DESCRIPTION OF THE TASK
Check each line of the records below and collect those holding "Finance".

[Lines of data]
-- Start --

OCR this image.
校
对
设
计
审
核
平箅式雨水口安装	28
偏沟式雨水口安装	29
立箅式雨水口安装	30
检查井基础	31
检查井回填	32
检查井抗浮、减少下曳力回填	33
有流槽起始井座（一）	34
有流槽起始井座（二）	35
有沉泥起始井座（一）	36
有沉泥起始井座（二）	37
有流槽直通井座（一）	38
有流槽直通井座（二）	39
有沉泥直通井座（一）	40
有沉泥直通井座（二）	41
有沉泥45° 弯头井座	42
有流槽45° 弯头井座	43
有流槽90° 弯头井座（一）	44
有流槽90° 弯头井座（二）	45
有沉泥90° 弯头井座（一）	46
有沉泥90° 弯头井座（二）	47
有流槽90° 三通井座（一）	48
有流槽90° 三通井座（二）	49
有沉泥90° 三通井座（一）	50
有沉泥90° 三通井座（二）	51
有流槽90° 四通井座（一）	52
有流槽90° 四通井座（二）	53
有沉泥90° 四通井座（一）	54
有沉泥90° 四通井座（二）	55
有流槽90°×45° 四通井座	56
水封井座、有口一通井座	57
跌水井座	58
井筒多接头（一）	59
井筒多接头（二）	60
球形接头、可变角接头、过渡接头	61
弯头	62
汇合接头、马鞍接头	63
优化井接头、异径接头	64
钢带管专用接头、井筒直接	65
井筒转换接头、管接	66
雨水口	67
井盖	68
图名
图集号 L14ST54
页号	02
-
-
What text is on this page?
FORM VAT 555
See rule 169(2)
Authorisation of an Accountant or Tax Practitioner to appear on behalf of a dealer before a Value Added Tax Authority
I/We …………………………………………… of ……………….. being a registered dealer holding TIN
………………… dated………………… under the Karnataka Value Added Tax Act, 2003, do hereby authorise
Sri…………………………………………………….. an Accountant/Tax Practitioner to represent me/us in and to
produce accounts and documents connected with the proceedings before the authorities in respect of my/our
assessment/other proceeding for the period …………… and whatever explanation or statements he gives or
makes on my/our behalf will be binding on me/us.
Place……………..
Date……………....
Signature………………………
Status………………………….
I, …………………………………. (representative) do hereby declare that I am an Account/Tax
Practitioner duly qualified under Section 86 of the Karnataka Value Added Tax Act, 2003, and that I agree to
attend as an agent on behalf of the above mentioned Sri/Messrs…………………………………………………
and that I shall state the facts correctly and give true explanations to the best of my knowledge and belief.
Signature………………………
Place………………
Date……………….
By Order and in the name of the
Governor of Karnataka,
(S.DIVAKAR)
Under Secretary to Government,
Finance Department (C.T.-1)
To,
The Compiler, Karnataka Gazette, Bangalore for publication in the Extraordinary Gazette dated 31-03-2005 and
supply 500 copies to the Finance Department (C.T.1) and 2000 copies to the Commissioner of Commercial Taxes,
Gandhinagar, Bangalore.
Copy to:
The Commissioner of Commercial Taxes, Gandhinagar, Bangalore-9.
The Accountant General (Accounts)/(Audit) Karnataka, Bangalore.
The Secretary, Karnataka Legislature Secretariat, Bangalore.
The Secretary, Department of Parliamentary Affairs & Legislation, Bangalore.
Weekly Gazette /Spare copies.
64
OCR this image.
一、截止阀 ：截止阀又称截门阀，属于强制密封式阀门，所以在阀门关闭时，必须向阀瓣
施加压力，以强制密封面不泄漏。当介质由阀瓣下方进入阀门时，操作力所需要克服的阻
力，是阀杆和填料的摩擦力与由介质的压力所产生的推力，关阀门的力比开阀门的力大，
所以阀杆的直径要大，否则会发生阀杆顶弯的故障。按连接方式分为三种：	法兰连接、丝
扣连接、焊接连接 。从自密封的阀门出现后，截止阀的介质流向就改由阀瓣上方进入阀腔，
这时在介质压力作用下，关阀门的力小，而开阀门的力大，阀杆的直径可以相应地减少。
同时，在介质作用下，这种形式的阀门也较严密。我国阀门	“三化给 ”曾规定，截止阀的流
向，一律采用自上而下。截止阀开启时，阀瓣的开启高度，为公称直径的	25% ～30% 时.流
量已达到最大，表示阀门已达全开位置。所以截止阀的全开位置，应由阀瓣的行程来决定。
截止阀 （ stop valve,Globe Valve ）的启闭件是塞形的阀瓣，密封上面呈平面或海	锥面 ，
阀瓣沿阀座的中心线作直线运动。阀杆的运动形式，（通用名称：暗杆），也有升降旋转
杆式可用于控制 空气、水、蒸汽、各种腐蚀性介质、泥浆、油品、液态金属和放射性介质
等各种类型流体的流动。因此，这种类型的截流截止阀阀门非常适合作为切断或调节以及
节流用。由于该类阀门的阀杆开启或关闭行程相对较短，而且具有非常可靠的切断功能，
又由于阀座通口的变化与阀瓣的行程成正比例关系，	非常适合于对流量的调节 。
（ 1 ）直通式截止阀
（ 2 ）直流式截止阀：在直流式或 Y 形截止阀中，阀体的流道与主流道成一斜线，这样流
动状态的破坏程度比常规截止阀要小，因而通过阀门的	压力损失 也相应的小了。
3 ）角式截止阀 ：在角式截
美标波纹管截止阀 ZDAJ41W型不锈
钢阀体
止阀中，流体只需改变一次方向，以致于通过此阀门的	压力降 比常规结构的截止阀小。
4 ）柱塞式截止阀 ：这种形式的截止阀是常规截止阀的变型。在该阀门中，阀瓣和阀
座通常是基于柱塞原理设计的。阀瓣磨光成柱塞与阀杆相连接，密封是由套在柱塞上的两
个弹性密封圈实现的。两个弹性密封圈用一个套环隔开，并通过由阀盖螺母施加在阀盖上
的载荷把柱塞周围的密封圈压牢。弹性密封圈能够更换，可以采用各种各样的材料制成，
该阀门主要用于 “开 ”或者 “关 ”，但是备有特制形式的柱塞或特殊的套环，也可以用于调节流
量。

-- End --

IN RESPONSE
Finance Department (C.T.-1)
supply 500 copies to the Finance Department (C.T.1) and 2000 copies to the Commissioner of Commercial Taxes,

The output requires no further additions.